> _Task prompt_
Verbatim output of all the material below is required.

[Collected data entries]
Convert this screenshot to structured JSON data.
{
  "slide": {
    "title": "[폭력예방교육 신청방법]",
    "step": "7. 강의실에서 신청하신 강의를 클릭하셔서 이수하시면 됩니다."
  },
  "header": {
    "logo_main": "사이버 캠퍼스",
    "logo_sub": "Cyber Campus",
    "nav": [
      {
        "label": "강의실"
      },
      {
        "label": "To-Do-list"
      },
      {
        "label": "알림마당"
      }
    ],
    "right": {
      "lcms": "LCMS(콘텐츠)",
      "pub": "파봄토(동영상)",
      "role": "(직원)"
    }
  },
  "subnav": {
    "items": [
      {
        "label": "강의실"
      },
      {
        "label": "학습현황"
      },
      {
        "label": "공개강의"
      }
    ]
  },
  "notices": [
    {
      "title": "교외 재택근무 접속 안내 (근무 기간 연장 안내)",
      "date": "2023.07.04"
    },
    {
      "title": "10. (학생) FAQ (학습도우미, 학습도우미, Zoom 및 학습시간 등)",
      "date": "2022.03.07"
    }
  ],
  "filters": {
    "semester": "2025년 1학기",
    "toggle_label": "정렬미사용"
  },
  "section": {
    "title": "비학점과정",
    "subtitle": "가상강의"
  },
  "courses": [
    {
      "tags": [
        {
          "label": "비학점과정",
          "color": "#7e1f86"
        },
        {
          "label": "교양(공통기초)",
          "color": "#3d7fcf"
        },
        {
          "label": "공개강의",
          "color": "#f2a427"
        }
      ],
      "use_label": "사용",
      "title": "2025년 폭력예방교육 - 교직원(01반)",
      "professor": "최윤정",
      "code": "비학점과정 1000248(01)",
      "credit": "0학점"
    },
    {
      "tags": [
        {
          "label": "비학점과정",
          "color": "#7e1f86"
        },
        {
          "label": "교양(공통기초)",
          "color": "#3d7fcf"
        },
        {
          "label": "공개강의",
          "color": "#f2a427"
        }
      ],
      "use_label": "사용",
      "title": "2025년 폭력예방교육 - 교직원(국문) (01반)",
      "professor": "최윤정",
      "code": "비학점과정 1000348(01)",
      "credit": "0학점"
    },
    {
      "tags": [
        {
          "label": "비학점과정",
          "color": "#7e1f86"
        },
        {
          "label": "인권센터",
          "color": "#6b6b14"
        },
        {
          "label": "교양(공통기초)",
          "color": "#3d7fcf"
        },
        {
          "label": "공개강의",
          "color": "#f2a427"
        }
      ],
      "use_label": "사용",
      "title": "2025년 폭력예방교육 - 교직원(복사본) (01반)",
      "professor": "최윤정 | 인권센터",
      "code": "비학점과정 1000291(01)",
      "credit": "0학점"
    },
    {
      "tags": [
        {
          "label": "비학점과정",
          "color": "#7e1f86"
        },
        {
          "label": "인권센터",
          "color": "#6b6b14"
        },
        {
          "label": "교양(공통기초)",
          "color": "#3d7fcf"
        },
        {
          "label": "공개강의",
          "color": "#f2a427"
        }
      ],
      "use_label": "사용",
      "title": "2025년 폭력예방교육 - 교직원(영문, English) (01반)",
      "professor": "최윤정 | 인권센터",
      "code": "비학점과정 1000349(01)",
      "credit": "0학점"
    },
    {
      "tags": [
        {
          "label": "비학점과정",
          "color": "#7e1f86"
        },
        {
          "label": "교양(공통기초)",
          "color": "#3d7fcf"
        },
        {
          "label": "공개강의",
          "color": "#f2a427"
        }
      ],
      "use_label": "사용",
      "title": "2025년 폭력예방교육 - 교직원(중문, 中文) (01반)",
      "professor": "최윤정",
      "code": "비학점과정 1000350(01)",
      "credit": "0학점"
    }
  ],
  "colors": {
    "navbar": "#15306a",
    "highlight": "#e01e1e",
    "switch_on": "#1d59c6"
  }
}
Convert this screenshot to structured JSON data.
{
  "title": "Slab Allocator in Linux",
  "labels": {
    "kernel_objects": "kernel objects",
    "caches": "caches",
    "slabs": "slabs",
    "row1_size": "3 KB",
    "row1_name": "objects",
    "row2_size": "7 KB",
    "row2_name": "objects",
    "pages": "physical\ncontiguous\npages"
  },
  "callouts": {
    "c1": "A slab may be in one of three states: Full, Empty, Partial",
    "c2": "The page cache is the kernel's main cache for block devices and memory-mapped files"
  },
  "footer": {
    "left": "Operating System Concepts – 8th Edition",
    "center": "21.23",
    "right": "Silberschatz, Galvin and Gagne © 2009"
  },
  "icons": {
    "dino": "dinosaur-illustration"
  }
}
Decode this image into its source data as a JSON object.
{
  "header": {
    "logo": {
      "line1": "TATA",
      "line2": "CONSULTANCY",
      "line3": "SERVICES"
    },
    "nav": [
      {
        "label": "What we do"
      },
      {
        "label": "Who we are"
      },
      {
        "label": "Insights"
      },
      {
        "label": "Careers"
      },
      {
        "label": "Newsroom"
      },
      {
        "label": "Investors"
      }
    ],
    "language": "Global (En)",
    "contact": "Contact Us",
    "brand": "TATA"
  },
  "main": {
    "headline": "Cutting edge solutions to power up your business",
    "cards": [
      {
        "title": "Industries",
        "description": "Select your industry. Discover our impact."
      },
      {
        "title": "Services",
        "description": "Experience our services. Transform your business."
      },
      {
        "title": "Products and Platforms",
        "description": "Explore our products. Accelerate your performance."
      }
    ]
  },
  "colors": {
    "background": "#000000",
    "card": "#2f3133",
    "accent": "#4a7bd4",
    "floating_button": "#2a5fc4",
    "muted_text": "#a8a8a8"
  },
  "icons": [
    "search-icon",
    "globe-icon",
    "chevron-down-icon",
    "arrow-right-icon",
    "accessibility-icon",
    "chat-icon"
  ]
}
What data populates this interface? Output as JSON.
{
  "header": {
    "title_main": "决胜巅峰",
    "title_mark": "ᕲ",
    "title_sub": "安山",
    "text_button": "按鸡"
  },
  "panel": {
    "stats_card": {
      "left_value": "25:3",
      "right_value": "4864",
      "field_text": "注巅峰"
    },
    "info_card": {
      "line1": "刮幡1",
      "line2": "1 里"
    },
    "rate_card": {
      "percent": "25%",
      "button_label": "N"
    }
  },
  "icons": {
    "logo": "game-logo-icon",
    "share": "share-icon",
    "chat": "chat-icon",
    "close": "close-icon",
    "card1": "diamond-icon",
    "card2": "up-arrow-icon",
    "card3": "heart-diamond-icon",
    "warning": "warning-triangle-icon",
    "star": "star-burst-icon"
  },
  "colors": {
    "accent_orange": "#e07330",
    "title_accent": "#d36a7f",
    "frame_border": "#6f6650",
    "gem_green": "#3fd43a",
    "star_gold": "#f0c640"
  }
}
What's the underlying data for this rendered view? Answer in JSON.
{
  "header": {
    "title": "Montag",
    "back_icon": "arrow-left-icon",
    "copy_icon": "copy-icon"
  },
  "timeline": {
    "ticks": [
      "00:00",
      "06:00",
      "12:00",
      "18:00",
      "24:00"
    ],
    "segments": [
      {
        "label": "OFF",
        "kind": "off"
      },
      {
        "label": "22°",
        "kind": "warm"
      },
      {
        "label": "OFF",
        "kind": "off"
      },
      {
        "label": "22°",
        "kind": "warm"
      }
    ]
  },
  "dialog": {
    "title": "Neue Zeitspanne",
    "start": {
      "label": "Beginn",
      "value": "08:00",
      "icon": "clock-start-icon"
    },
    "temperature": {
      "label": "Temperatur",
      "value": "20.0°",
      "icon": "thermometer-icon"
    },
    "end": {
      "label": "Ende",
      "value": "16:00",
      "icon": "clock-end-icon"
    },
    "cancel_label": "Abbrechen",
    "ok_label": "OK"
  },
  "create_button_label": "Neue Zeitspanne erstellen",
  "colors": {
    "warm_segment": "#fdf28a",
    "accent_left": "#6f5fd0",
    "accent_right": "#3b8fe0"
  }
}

> _Response to the task_
Convert this screenshot to structured JSON data.
{
  "slide": {
    "title": "[폭력예방교육 신청방법]",
    "step": "7. 강의실에서 신청하신 강의를 클릭하셔서 이수하시면 됩니다."
  },
  "header": {
    "logo_main": "사이버 캠퍼스",
    "logo_sub": "Cyber Campus",
    "nav": [
      {
        "label": "강의실"
      },
      {
        "label": "To-Do-list"
      },
      {
        "label": "알림마당"
      }
    ],
    "right": {
      "lcms": "LCMS(콘텐츠)",
      "pub": "파봄토(동영상)",
      "role": "(직원)"
    }
  },
  "subnav": {
    "items": [
      {
        "label": "강의실"
      },
      {
        "label": "학습현황"
      },
      {
        "label": "공개강의"
      }
    ]
  },
  "notices": [
    {
      "title": "교외 재택근무 접속 안내 (근무 기간 연장 안내)",
      "date": "2023.07.04"
    },
    {
      "title": "10. (학생) FAQ (학습도우미, 학습도우미, Zoom 및 학습시간 등)",
      "date": "2022.03.07"
    }
  ],
  "filters": {
    "semester": "2025년 1학기",
    "toggle_label": "정렬미사용"
  },
  "section": {
    "title": "비학점과정",
    "subtitle": "가상강의"
  },
  "courses": [
    {
      "tags": [
        {
          "label": "비학점과정",
          "color": "#7e1f86"
        },
        {
          "label": "교양(공통기초)",
          "color": "#3d7fcf"
        },
        {
          "label": "공개강의",
          "color": "#f2a427"
        }
      ],
      "use_label": "사용",
      "title": "2025년 폭력예방교육 - 교직원(01반)",
      "professor": "최윤정",
      "code": "비학점과정 1000248(01)",
      "credit": "0학점"
    },
    {
      "tags": [
        {
          "label": "비학점과정",
          "color": "#7e1f86"
        },
        {
          "label": "교양(공통기초)",
          "color": "#3d7fcf"
        },
        {
          "label": "공개강의",
          "color": "#f2a427"
        }
      ],
      "use_label": "사용",
      "title": "2025년 폭력예방교육 - 교직원(국문) (01반)",
      "professor": "최윤정",
      "code": "비학점과정 1000348(01)",
      "credit": "0학점"
    },
    {
      "tags": [
        {
          "label": "비학점과정",
          "color": "#7e1f86"
        },
        {
          "label": "인권센터",
          "color": "#6b6b14"
        },
        {
          "label": "교양(공통기초)",
          "color": "#3d7fcf"
        },
        {
          "label": "공개강의",
          "color": "#f2a427"
        }
      ],
      "use_label": "사용",
      "title": "2025년 폭력예방교육 - 교직원(복사본) (01반)",
      "professor": "최윤정 | 인권센터",
      "code": "비학점과정 1000291(01)",
      "credit": "0학점"
    },
    {
      "tags": [
        {
          "label": "비학점과정",
          "color": "#7e1f86"
        },
        {
          "label": "인권센터",
          "color": "#6b6b14"
        },
        {
          "label": "교양(공통기초)",
          "color": "#3d7fcf"
        },
        {
          "label": "공개강의",
          "color": "#f2a427"
        }
      ],
      "use_label": "사용",
      "title": "2025년 폭력예방교육 - 교직원(영문, English) (01반)",
      "professor": "최윤정 | 인권센터",
      "code": "비학점과정 1000349(01)",
      "credit": "0학점"
    },
    {
      "tags": [
        {
          "label": "비학점과정",
          "color": "#7e1f86"
        },
        {
          "label": "교양(공통기초)",
          "color": "#3d7fcf"
        },
        {
          "label": "공개강의",
          "color": "#f2a427"
        }
      ],
      "use_label": "사용",
      "title": "2025년 폭력예방교육 - 교직원(중문, 中文) (01반)",
      "professor": "최윤정",
      "code": "비학점과정 1000350(01)",
      "credit": "0학점"
    }
  ],
  "colors": {
    "navbar": "#15306a",
    "highlight": "#e01e1e",
    "switch_on": "#1d59c6"
  }
}
Convert this screenshot to structured JSON data.
{
  "title": "Slab Allocator in Linux",
  "labels": {
    "kernel_objects": "kernel objects",
    "caches": "caches",
    "slabs": "slabs",
    "row1_size": "3 KB",
    "row1_name": "objects",
    "row2_size": "7 KB",
    "row2_name": "objects",
    "pages": "physical\ncontiguous\npages"
  },
  "callouts": {
    "c1": "A slab may be in one of three states: Full, Empty, Partial",
    "c2": "The page cache is the kernel's main cache for block devices and memory-mapped files"
  },
  "footer": {
    "left": "Operating System Concepts – 8th Edition",
    "center": "21.23",
    "right": "Silberschatz, Galvin and Gagne © 2009"
  },
  "icons": {
    "dino": "dinosaur-illustration"
  }
}
Decode this image into its source data as a JSON object.
{
  "header": {
    "logo": {
      "line1": "TATA",
      "line2": "CONSULTANCY",
      "line3": "SERVICES"
    },
    "nav": [
      {
        "label": "What we do"
      },
      {
        "label": "Who we are"
      },
      {
        "label": "Insights"
      },
      {
        "label": "Careers"
      },
      {
        "label": "Newsroom"
      },
      {
        "label": "Investors"
      }
    ],
    "language": "Global (En)",
    "contact": "Contact Us",
    "brand": "TATA"
  },
  "main": {
    "headline": "Cutting edge solutions to power up your business",
    "cards": [
      {
        "title": "Industries",
        "description": "Select your industry. Discover our impact."
      },
      {
        "title": "Services",
        "description": "Experience our services. Transform your business."
      },
      {
        "title": "Products and Platforms",
        "description": "Explore our products. Accelerate your performance."
      }
    ]
  },
  "colors": {
    "background": "#000000",
    "card": "#2f3133",
    "accent": "#4a7bd4",
    "floating_button": "#2a5fc4",
    "muted_text": "#a8a8a8"
  },
  "icons": [
    "search-icon",
    "globe-icon",
    "chevron-down-icon",
    "arrow-right-icon",
    "accessibility-icon",
    "chat-icon"
  ]
}
What data populates this interface? Output as JSON.
{
  "header": {
    "title_main": "决胜巅峰",
    "title_mark": "ᕲ",
    "title_sub": "安山",
    "text_button": "按鸡"
  },
  "panel": {
    "stats_card": {
      "left_value": "25:3",
      "right_value": "4864",
      "field_text": "注巅峰"
    },
    "info_card": {
      "line1": "刮幡1",
      "line2": "1 里"
    },
    "rate_card": {
      "percent": "25%",
      "button_label": "N"
    }
  },
  "icons": {
    "logo": "game-logo-icon",
    "share": "share-icon",
    "chat": "chat-icon",
    "close": "close-icon",
    "card1": "diamond-icon",
    "card2": "up-arrow-icon",
    "card3": "heart-diamond-icon",
    "warning": "warning-triangle-icon",
    "star": "star-burst-icon"
  },
  "colors": {
    "accent_orange": "#e07330",
    "title_accent": "#d36a7f",
    "frame_border": "#6f6650",
    "gem_green": "#3fd43a",
    "star_gold": "#f0c640"
  }
}
What's the underlying data for this rendered view? Answer in JSON.
{
  "header": {
    "title": "Montag",
    "back_icon": "arrow-left-icon",
    "copy_icon": "copy-icon"
  },
  "timeline": {
    "ticks": [
      "00:00",
      "06:00",
      "12:00",
      "18:00",
      "24:00"
    ],
    "segments": [
      {
        "label": "OFF",
        "kind": "off"
      },
      {
        "label": "22°",
        "kind": "warm"
      },
      {
        "label": "OFF",
        "kind": "off"
      },
      {
        "label": "22°",
        "kind": "warm"
      }
    ]
  },
  "dialog": {
    "title": "Neue Zeitspanne",
    "start": {
      "label": "Beginn",
      "value": "08:00",
      "icon": "clock-start-icon"
    },
    "temperature": {
      "label": "Temperatur",
      "value": "20.0°",
      "icon": "thermometer-icon"
    },
    "end": {
      "label": "Ende",
      "value": "16:00",
      "icon": "clock-end-icon"
    },
    "cancel_label": "Abbrechen",
    "ok_label": "OK"
  },
  "create_button_label": "Neue Zeitspanne erstellen",
  "colors": {
    "warm_segment": "#fdf28a",
    "accent_left": "#6f5fd0",
    "accent_right": "#3b8fe0"
  }
}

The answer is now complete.